▸ Description of the task: Copy all entries without alteration and skip the pictures they hold.

▸ Records for the exercise:
+++

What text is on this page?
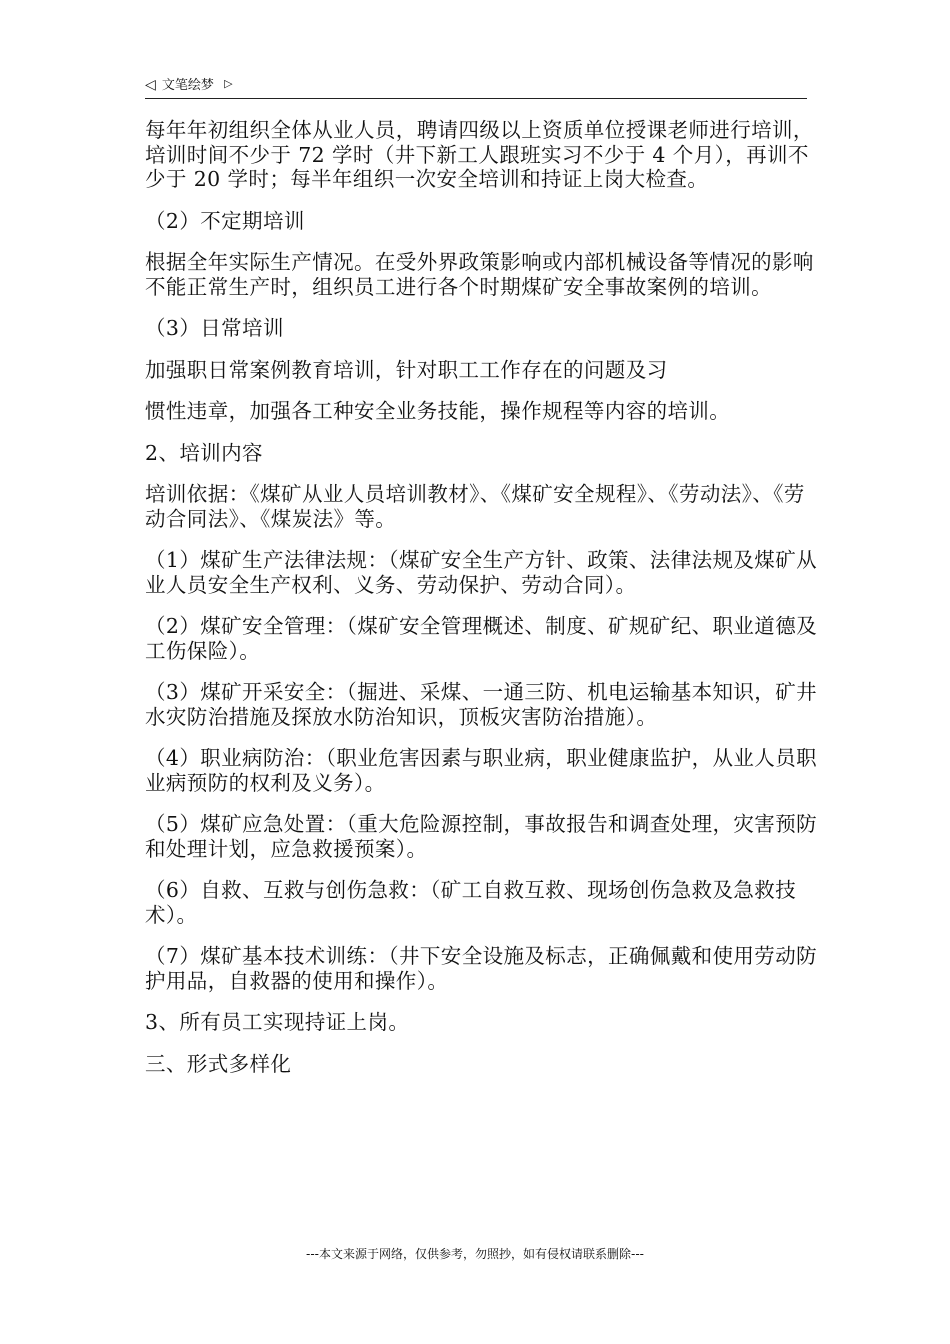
◁ 文笔绘梦 ▷

每年年初组织全体从业人员，聘请四级以上资质单位授课老师进行培训，培训时间不少于 72 学时（井下新工人跟班实习不少于 4 个月），再训不少于 20 学时；每半年组织一次安全培训和持证上岗大检查。

（2）不定期培训

根据全年实际生产情况。在受外界政策影响或内部机械设备等情况的影响不能正常生产时，组织员工进行各个时期煤矿安全事故案例的培训。

（3）日常培训

加强职日常案例教育培训，针对职工工作存在的问题及习

惯性违章，加强各工种安全业务技能，操作规程等内容的培训。

2、培训内容

培训依据：《煤矿从业人员培训教材》、《煤矿安全规程》、《劳动法》、《劳动合同法》、《煤炭法》等。

（1）煤矿生产法律法规：（煤矿安全生产方针、政策、法律法规及煤矿从业人员安全生产权利、义务、劳动保护、劳动合同）。

（2）煤矿安全管理：（煤矿安全管理概述、制度、矿规矿纪、职业道德及工伤保险）。

（3）煤矿开采安全：（掘进、采煤、一通三防、机电运输基本知识，矿井水灾防治措施及探放水防治知识，顶板灾害防治措施）。

（4）职业病防治：（职业危害因素与职业病，职业健康监护，从业人员职业病预防的权利及义务）。

（5）煤矿应急处置：（重大危险源控制，事故报告和调查处理，灾害预防和处理计划，应急救援预案）。

（6）自救、互救与创伤急救：（矿工自救互救、现场创伤急救及急救技术）。

（7）煤矿基本技术训练：（井下安全设施及标志，正确佩戴和使用劳动防护用品，自救器的使用和操作）。

3、所有员工实现持证上岗。

三、形式多样化

---本文来源于网络，仅供参考，勿照抄，如有侵权请联系删除---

+++

▸ Solution below:
What text is on this page?
◁ 文笔绘梦 ▷

每年年初组织全体从业人员，聘请四级以上资质单位授课老师进行培训，培训时间不少于 72 学时（井下新工人跟班实习不少于 4 个月），再训不少于 20 学时；每半年组织一次安全培训和持证上岗大检查。

（2）不定期培训

根据全年实际生产情况。在受外界政策影响或内部机械设备等情况的影响不能正常生产时，组织员工进行各个时期煤矿安全事故案例的培训。

（3）日常培训

加强职日常案例教育培训，针对职工工作存在的问题及习

惯性违章，加强各工种安全业务技能，操作规程等内容的培训。

2、培训内容

培训依据：《煤矿从业人员培训教材》、《煤矿安全规程》、《劳动法》、《劳动合同法》、《煤炭法》等。

（1）煤矿生产法律法规：（煤矿安全生产方针、政策、法律法规及煤矿从业人员安全生产权利、义务、劳动保护、劳动合同）。

（2）煤矿安全管理：（煤矿安全管理概述、制度、矿规矿纪、职业道德及工伤保险）。

（3）煤矿开采安全：（掘进、采煤、一通三防、机电运输基本知识，矿井水灾防治措施及探放水防治知识，顶板灾害防治措施）。

（4）职业病防治：（职业危害因素与职业病，职业健康监护，从业人员职业病预防的权利及义务）。

（5）煤矿应急处置：（重大危险源控制，事故报告和调查处理，灾害预防和处理计划，应急救援预案）。

（6）自救、互救与创伤急救：（矿工自救互救、现场创伤急救及急救技术）。

（7）煤矿基本技术训练：（井下安全设施及标志，正确佩戴和使用劳动防护用品，自救器的使用和操作）。

3、所有员工实现持证上岗。

三、形式多样化

---本文来源于网络，仅供参考，勿照抄，如有侵权请联系删除---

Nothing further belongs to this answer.